** Direction **
Quote the listing in full, exactly as given, minus any pictures.

Records from a collection of figures:
┏━━
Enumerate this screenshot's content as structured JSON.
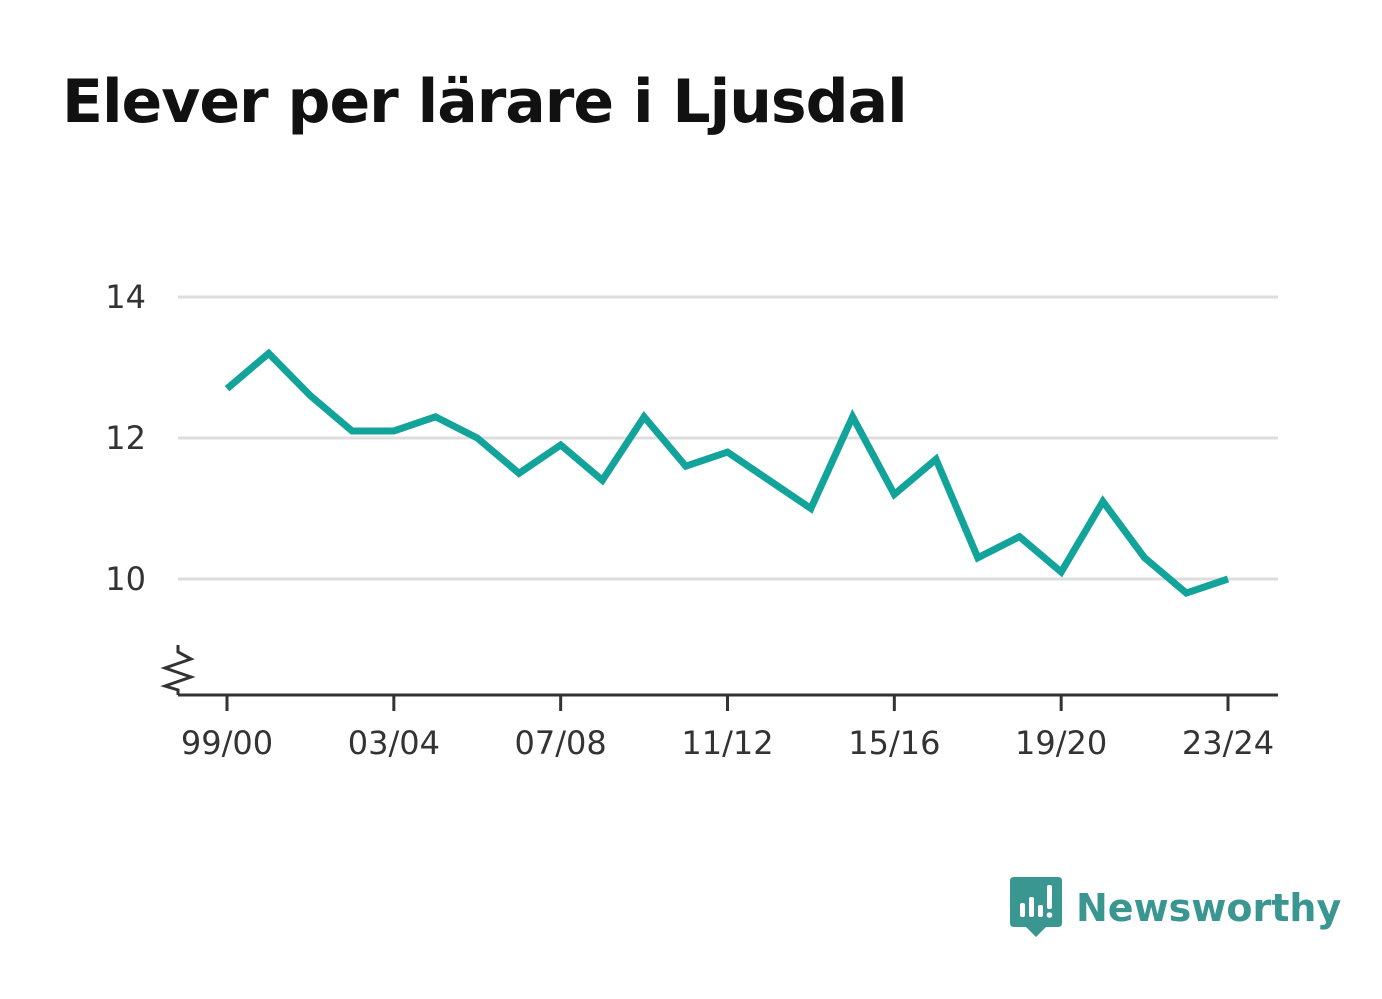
{
  "title": "Elever per lärare i Ljusdal",
  "brand": {
    "name": "Newsworthy",
    "color": "#3a9690",
    "icon": "bar-chart-speech-bubble-icon"
  },
  "colors": {
    "line": "#12a39a",
    "grid": "#dddddd",
    "axis": "#333333"
  },
  "chart_data": {
    "type": "line",
    "title": "Elever per lärare i Ljusdal",
    "xlabel": "",
    "ylabel": "",
    "categories": [
      "99/00",
      "00/01",
      "01/02",
      "02/03",
      "03/04",
      "04/05",
      "05/06",
      "06/07",
      "07/08",
      "08/09",
      "09/10",
      "10/11",
      "11/12",
      "12/13",
      "13/14",
      "14/15",
      "15/16",
      "16/17",
      "17/18",
      "18/19",
      "19/20",
      "20/21",
      "21/22",
      "22/23",
      "23/24"
    ],
    "series": [
      {
        "name": "",
        "values": [
          12.7,
          13.2,
          12.6,
          12.1,
          12.1,
          12.3,
          12.0,
          11.5,
          11.9,
          11.4,
          12.3,
          11.6,
          11.8,
          11.4,
          11.0,
          12.3,
          11.2,
          11.7,
          10.3,
          10.6,
          10.1,
          11.1,
          10.3,
          9.8,
          10.0
        ]
      }
    ],
    "ylim": [
      8.35,
      14
    ],
    "yticks": [
      10,
      12,
      14
    ],
    "xtick_labels": [
      "99/00",
      "03/04",
      "07/08",
      "11/12",
      "15/16",
      "19/20",
      "23/24"
    ],
    "grid": true,
    "axis_break": true,
    "legend": "none"
  }
}
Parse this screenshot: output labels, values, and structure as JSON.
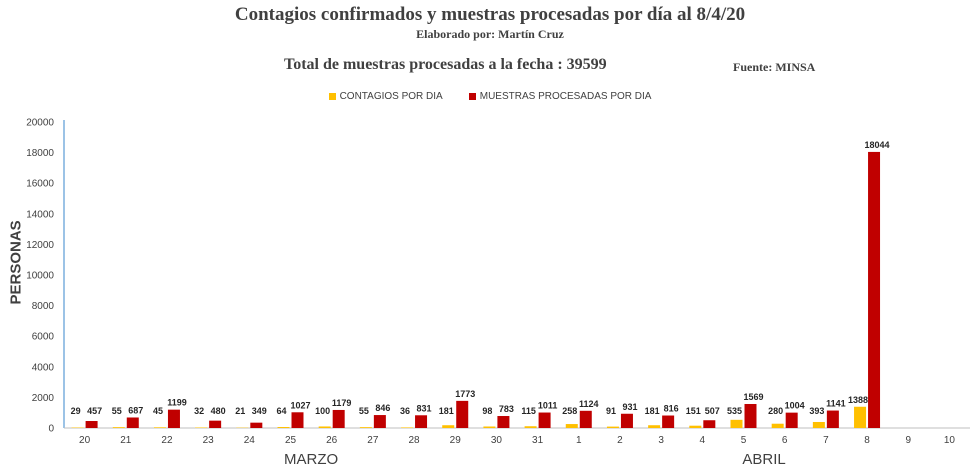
┗━━
** Answer to the exercise **
Enumerate this screenshot's content as structured JSON.
{
  "title": "Elever per lärare i Ljusdal",
  "brand": {
    "name": "Newsworthy",
    "color": "#3a9690",
    "icon": "bar-chart-speech-bubble-icon"
  },
  "colors": {
    "line": "#12a39a",
    "grid": "#dddddd",
    "axis": "#333333"
  },
  "chart_data": {
    "type": "line",
    "title": "Elever per lärare i Ljusdal",
    "xlabel": "",
    "ylabel": "",
    "categories": [
      "99/00",
      "00/01",
      "01/02",
      "02/03",
      "03/04",
      "04/05",
      "05/06",
      "06/07",
      "07/08",
      "08/09",
      "09/10",
      "10/11",
      "11/12",
      "12/13",
      "13/14",
      "14/15",
      "15/16",
      "16/17",
      "17/18",
      "18/19",
      "19/20",
      "20/21",
      "21/22",
      "22/23",
      "23/24"
    ],
    "series": [
      {
        "name": "",
        "values": [
          12.7,
          13.2,
          12.6,
          12.1,
          12.1,
          12.3,
          12.0,
          11.5,
          11.9,
          11.4,
          12.3,
          11.6,
          11.8,
          11.4,
          11.0,
          12.3,
          11.2,
          11.7,
          10.3,
          10.6,
          10.1,
          11.1,
          10.3,
          9.8,
          10.0
        ]
      }
    ],
    "ylim": [
      8.35,
      14
    ],
    "yticks": [
      10,
      12,
      14
    ],
    "xtick_labels": [
      "99/00",
      "03/04",
      "07/08",
      "11/12",
      "15/16",
      "19/20",
      "23/24"
    ],
    "grid": true,
    "axis_break": true,
    "legend": "none"
  }
}
Parse this screenshot: output labels, values, and structure as JSON.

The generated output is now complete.